_WRITTEN TASK:_ Write out every record below exactly as it appears.
——
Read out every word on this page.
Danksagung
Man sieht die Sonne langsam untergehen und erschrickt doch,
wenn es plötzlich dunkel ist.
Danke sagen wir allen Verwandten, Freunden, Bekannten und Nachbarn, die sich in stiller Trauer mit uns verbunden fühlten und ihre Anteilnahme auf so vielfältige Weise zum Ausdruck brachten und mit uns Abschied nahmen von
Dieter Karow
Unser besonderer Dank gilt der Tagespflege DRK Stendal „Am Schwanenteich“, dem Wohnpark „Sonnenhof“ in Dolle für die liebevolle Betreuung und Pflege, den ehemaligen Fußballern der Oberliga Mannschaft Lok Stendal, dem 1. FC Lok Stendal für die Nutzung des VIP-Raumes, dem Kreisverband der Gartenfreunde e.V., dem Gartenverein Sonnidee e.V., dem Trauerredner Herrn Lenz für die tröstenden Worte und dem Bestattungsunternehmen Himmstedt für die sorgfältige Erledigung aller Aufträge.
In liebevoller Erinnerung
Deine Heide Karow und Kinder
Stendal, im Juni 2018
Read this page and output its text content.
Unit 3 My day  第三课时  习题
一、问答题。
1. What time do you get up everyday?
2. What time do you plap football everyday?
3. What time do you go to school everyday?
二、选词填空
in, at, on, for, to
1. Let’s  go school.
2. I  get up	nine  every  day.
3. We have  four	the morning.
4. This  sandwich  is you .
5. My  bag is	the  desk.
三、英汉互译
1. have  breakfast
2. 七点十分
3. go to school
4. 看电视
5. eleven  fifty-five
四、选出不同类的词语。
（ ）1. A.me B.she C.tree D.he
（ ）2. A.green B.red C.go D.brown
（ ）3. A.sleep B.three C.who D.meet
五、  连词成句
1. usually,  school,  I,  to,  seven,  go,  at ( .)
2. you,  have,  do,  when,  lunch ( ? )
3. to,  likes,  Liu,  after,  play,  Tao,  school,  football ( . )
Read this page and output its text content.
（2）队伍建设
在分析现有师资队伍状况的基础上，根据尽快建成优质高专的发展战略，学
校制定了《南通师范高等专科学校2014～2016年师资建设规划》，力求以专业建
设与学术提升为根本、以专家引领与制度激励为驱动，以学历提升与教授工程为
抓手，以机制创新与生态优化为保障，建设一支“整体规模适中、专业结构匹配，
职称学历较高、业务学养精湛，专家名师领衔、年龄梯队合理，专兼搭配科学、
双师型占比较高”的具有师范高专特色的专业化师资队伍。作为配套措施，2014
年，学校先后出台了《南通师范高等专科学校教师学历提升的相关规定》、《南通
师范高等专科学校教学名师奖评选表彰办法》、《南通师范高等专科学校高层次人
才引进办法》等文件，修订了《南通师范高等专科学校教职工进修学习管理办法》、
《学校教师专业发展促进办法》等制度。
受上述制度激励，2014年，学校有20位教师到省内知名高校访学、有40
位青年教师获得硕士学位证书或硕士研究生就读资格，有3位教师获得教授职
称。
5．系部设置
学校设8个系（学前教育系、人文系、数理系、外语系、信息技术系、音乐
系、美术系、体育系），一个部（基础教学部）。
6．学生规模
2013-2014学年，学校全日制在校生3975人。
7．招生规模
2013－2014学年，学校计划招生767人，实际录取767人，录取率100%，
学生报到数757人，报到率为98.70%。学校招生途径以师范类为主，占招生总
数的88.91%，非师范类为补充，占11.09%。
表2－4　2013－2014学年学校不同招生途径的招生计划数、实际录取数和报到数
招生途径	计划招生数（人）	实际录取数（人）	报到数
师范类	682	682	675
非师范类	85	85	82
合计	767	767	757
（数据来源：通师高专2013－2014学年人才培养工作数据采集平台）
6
——
_FULL OUTPUT:_
Read out every word on this page.
Danksagung
Man sieht die Sonne langsam untergehen und erschrickt doch,
wenn es plötzlich dunkel ist.
Danke sagen wir allen Verwandten, Freunden, Bekannten und Nachbarn, die sich in stiller Trauer mit uns verbunden fühlten und ihre Anteilnahme auf so vielfältige Weise zum Ausdruck brachten und mit uns Abschied nahmen von
Dieter Karow
Unser besonderer Dank gilt der Tagespflege DRK Stendal „Am Schwanenteich“, dem Wohnpark „Sonnenhof“ in Dolle für die liebevolle Betreuung und Pflege, den ehemaligen Fußballern der Oberliga Mannschaft Lok Stendal, dem 1. FC Lok Stendal für die Nutzung des VIP-Raumes, dem Kreisverband der Gartenfreunde e.V., dem Gartenverein Sonnidee e.V., dem Trauerredner Herrn Lenz für die tröstenden Worte und dem Bestattungsunternehmen Himmstedt für die sorgfältige Erledigung aller Aufträge.
In liebevoller Erinnerung
Deine Heide Karow und Kinder
Stendal, im Juni 2018
Read this page and output its text content.
Unit 3 My day  第三课时  习题
一、问答题。
1. What time do you get up everyday?
2. What time do you plap football everyday?
3. What time do you go to school everyday?
二、选词填空
in, at, on, for, to
1. Let’s  go school.
2. I  get up	nine  every  day.
3. We have  four	the morning.
4. This  sandwich  is you .
5. My  bag is	the  desk.
三、英汉互译
1. have  breakfast
2. 七点十分
3. go to school
4. 看电视
5. eleven  fifty-five
四、选出不同类的词语。
（ ）1. A.me B.she C.tree D.he
（ ）2. A.green B.red C.go D.brown
（ ）3. A.sleep B.three C.who D.meet
五、  连词成句
1. usually,  school,  I,  to,  seven,  go,  at ( .)
2. you,  have,  do,  when,  lunch ( ? )
3. to,  likes,  Liu,  after,  play,  Tao,  school,  football ( . )
Read this page and output its text content.
（2）队伍建设
在分析现有师资队伍状况的基础上，根据尽快建成优质高专的发展战略，学
校制定了《南通师范高等专科学校2014～2016年师资建设规划》，力求以专业建
设与学术提升为根本、以专家引领与制度激励为驱动，以学历提升与教授工程为
抓手，以机制创新与生态优化为保障，建设一支“整体规模适中、专业结构匹配，
职称学历较高、业务学养精湛，专家名师领衔、年龄梯队合理，专兼搭配科学、
双师型占比较高”的具有师范高专特色的专业化师资队伍。作为配套措施，2014
年，学校先后出台了《南通师范高等专科学校教师学历提升的相关规定》、《南通
师范高等专科学校教学名师奖评选表彰办法》、《南通师范高等专科学校高层次人
才引进办法》等文件，修订了《南通师范高等专科学校教职工进修学习管理办法》、
《学校教师专业发展促进办法》等制度。
受上述制度激励，2014年，学校有20位教师到省内知名高校访学、有40
位青年教师获得硕士学位证书或硕士研究生就读资格，有3位教师获得教授职
称。
5．系部设置
学校设8个系（学前教育系、人文系、数理系、外语系、信息技术系、音乐
系、美术系、体育系），一个部（基础教学部）。
6．学生规模
2013-2014学年，学校全日制在校生3975人。
7．招生规模
2013－2014学年，学校计划招生767人，实际录取767人，录取率100%，
学生报到数757人，报到率为98.70%。学校招生途径以师范类为主，占招生总
数的88.91%，非师范类为补充，占11.09%。
表2－4　2013－2014学年学校不同招生途径的招生计划数、实际录取数和报到数
招生途径	计划招生数（人）	实际录取数（人）	报到数
师范类	682	682	675
非师范类	85	85	82
合计	767	767	757
（数据来源：通师高专2013－2014学年人才培养工作数据采集平台）
6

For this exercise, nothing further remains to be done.